Begin INPUT MATERIAL

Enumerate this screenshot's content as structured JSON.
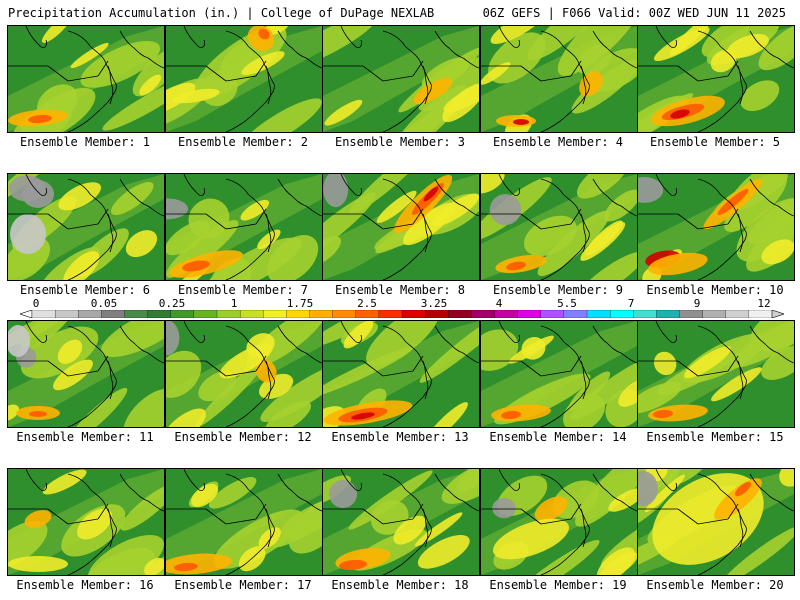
{
  "header": {
    "left": "Precipitation Accumulation (in.) | College of DuPage NEXLAB",
    "right": "06Z GEFS | F066 Valid: 00Z WED JUN 11 2025"
  },
  "members": [
    {
      "label": "Ensemble Member: 1"
    },
    {
      "label": "Ensemble Member: 2"
    },
    {
      "label": "Ensemble Member: 3"
    },
    {
      "label": "Ensemble Member: 4"
    },
    {
      "label": "Ensemble Member: 5"
    },
    {
      "label": "Ensemble Member: 6"
    },
    {
      "label": "Ensemble Member: 7"
    },
    {
      "label": "Ensemble Member: 8"
    },
    {
      "label": "Ensemble Member: 9"
    },
    {
      "label": "Ensemble Member: 10"
    },
    {
      "label": "Ensemble Member: 11"
    },
    {
      "label": "Ensemble Member: 12"
    },
    {
      "label": "Ensemble Member: 13"
    },
    {
      "label": "Ensemble Member: 14"
    },
    {
      "label": "Ensemble Member: 15"
    },
    {
      "label": "Ensemble Member: 16"
    },
    {
      "label": "Ensemble Member: 17"
    },
    {
      "label": "Ensemble Member: 18"
    },
    {
      "label": "Ensemble Member: 19"
    },
    {
      "label": "Ensemble Member: 20"
    }
  ],
  "colorscale": {
    "ticks": [
      "0",
      "0.05",
      "0.25",
      "1",
      "1.75",
      "2.5",
      "3.25",
      "4",
      "5.5",
      "7",
      "9",
      "12"
    ],
    "colors": [
      "#e0e0e0",
      "#c8c8c8",
      "#a8a8a8",
      "#7f7f7f",
      "#4a8a48",
      "#2e7d32",
      "#3f9a2a",
      "#66b32a",
      "#9acd32",
      "#c8e020",
      "#f0f020",
      "#ffd700",
      "#ffb000",
      "#ff8c00",
      "#ff6000",
      "#ff2a00",
      "#e00000",
      "#b80000",
      "#900020",
      "#a0006a",
      "#c800a0",
      "#e000e0",
      "#b050ff",
      "#8080ff",
      "#00e0ff",
      "#00ffff",
      "#40e0d0",
      "#20b0b0",
      "#909090",
      "#b0b0b0",
      "#d0d0d0",
      "#f0f0f0"
    ]
  },
  "palette": {
    "green_dark": "#1f6f23",
    "green": "#2f8f2c",
    "green_light": "#5aa832",
    "yellow_green": "#a6d12f",
    "yellow": "#f0ec2a",
    "orange": "#ffb300",
    "red_orange": "#ff5a00",
    "red": "#d40000",
    "gray": "#9a9a9a",
    "gray_light": "#c8c8c8"
  }
}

End INPUT MATERIAL

EXERCISE OBJECTIVE: Your task is to retype all the entries exactly and leave out any pictures.

OUTPUT FOR THIS TASK:
Enumerate this screenshot's content as structured JSON.
{
  "header": {
    "left": "Precipitation Accumulation (in.) | College of DuPage NEXLAB",
    "right": "06Z GEFS | F066 Valid: 00Z WED JUN 11 2025"
  },
  "members": [
    {
      "label": "Ensemble Member: 1"
    },
    {
      "label": "Ensemble Member: 2"
    },
    {
      "label": "Ensemble Member: 3"
    },
    {
      "label": "Ensemble Member: 4"
    },
    {
      "label": "Ensemble Member: 5"
    },
    {
      "label": "Ensemble Member: 6"
    },
    {
      "label": "Ensemble Member: 7"
    },
    {
      "label": "Ensemble Member: 8"
    },
    {
      "label": "Ensemble Member: 9"
    },
    {
      "label": "Ensemble Member: 10"
    },
    {
      "label": "Ensemble Member: 11"
    },
    {
      "label": "Ensemble Member: 12"
    },
    {
      "label": "Ensemble Member: 13"
    },
    {
      "label": "Ensemble Member: 14"
    },
    {
      "label": "Ensemble Member: 15"
    },
    {
      "label": "Ensemble Member: 16"
    },
    {
      "label": "Ensemble Member: 17"
    },
    {
      "label": "Ensemble Member: 18"
    },
    {
      "label": "Ensemble Member: 19"
    },
    {
      "label": "Ensemble Member: 20"
    }
  ],
  "colorscale": {
    "ticks": [
      "0",
      "0.05",
      "0.25",
      "1",
      "1.75",
      "2.5",
      "3.25",
      "4",
      "5.5",
      "7",
      "9",
      "12"
    ],
    "colors": [
      "#e0e0e0",
      "#c8c8c8",
      "#a8a8a8",
      "#7f7f7f",
      "#4a8a48",
      "#2e7d32",
      "#3f9a2a",
      "#66b32a",
      "#9acd32",
      "#c8e020",
      "#f0f020",
      "#ffd700",
      "#ffb000",
      "#ff8c00",
      "#ff6000",
      "#ff2a00",
      "#e00000",
      "#b80000",
      "#900020",
      "#a0006a",
      "#c800a0",
      "#e000e0",
      "#b050ff",
      "#8080ff",
      "#00e0ff",
      "#00ffff",
      "#40e0d0",
      "#20b0b0",
      "#909090",
      "#b0b0b0",
      "#d0d0d0",
      "#f0f0f0"
    ]
  },
  "palette": {
    "green_dark": "#1f6f23",
    "green": "#2f8f2c",
    "green_light": "#5aa832",
    "yellow_green": "#a6d12f",
    "yellow": "#f0ec2a",
    "orange": "#ffb300",
    "red_orange": "#ff5a00",
    "red": "#d40000",
    "gray": "#9a9a9a",
    "gray_light": "#c8c8c8"
  }
}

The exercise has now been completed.